### AIM OF THE TASK
In the forum thread on clothing, reproduce the passage that opens with "Thanks - I’m" and closes with "WouldBe (Jan 11, 2022)", substituting "documentary" for "film".

### DOCUMENT SECTION
┄┄┄┄┄┄┄┄┄┄┄┄┄┄┄┄┄┄┄┄

I always repair my clothes (have done for decades despite people thinking I’m fucking mental), though sometimes friends&fam think I must be poor as a church mouse and buy me new clothes.

Then I end up donating things to charity shops but they just end up polluting foreign climes in many instances.

There needs to be some kind of move away from “fashion” to “clothing”, but there’s so much money tied up in that industry.


----------



## Duncan2 (Jan 11, 2022)

The fashion industry now turbo-charged by sites like Instagram.


----------



## 8ball (Jan 11, 2022)

Duncan2 said:


> The fashion industry now turbo-charged by sites like Instagram.



Maybe this Metaverse will be a good thing and when we’re all wearing sackcloth in our houses and only ever go out in cyberspace wearing our finest NFTs at least the environment will get a bit of a break.


----------



## bimble (Jan 11, 2022)

I love this little film. Worth a watch.


----------



## Artaxerxes (Jan 11, 2022)

Reno said:


> People donate plenty of clothes, I work at a centre for (amongst other things)  LGBTQ+ refugees and we get way more clothes than what we can cope with, much of it is of no use. Sending clothes to disaster zones actually creates a lot of extra work and can hinder relief efforts and then those places become dumping grounds for unwanted donations.
> 
> 
> 
> ...



It also fucks over local industries.


----------



## 8ball (Jan 11, 2022)

bimble said:


> I love this little film. Worth a watch.




Thanks - I’m only half way through but it’s brilliant and depressing so far.  I hope the slashers get away with liberating anything they take a liking to. 

Edit: watched it all now.  Great film and plenty to think about there.


----------



## WouldBe (Jan 11, 2022)

Reno said:


> People donate plenty of clothes, I work at a centre for (amongst other things)  LGBTQ+ refugees and we get way more clothes than what we can cope with, much of it is of no use. Sending clothes to disaster zones actually creates a lot of extra work and can hinder relief efforts and then those places become dumping grounds for unwanted donations.
> 
> 
> 
> ...


It must be possible with a bit of organising to sort the clothes so only suitable stuff is sent out.


----------



## friendofdorothy (Jan 11, 2022)

WouldBe said:


> It must be possible with a bit of organising to sort the clothes so only suitable stuff is sent out.


Lots of work for the charity which then has to somehow get rid of the rest.


----------



## friendofdorothy (Jan 11, 2022)

┄┄┄┄┄┄┄┄┄┄┄┄┄┄┄┄┄┄┄┄

### Records from a collection

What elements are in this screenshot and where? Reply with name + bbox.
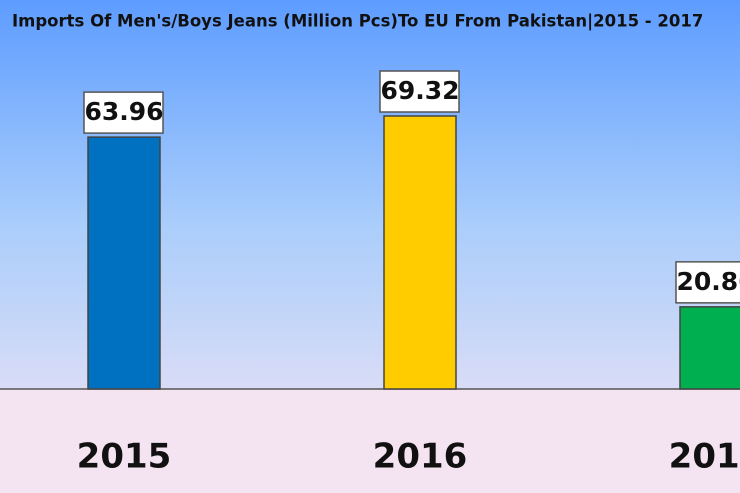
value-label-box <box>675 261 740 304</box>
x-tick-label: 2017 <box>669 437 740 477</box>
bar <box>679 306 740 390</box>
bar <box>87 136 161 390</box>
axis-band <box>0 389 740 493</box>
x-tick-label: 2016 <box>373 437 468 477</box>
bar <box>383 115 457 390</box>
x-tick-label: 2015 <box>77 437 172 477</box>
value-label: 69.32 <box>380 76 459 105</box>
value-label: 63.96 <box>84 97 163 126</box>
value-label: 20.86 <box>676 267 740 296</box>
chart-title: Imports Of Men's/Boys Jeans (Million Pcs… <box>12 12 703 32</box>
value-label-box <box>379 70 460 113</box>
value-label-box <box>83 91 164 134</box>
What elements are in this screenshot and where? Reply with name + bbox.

┄┄┄┄┄┄┄┄┄┄┄┄┄┄┄┄┄┄┄┄

### THE ANSWER
Thanks - I’m only half way through but it’s brilliant and depressing so far.  I hope the slashers get away with liberating anything they take a liking to. 

Edit: watched it all now.  Great documentary and plenty to think about there.


----------



## WouldBe (Jan 11, 2022)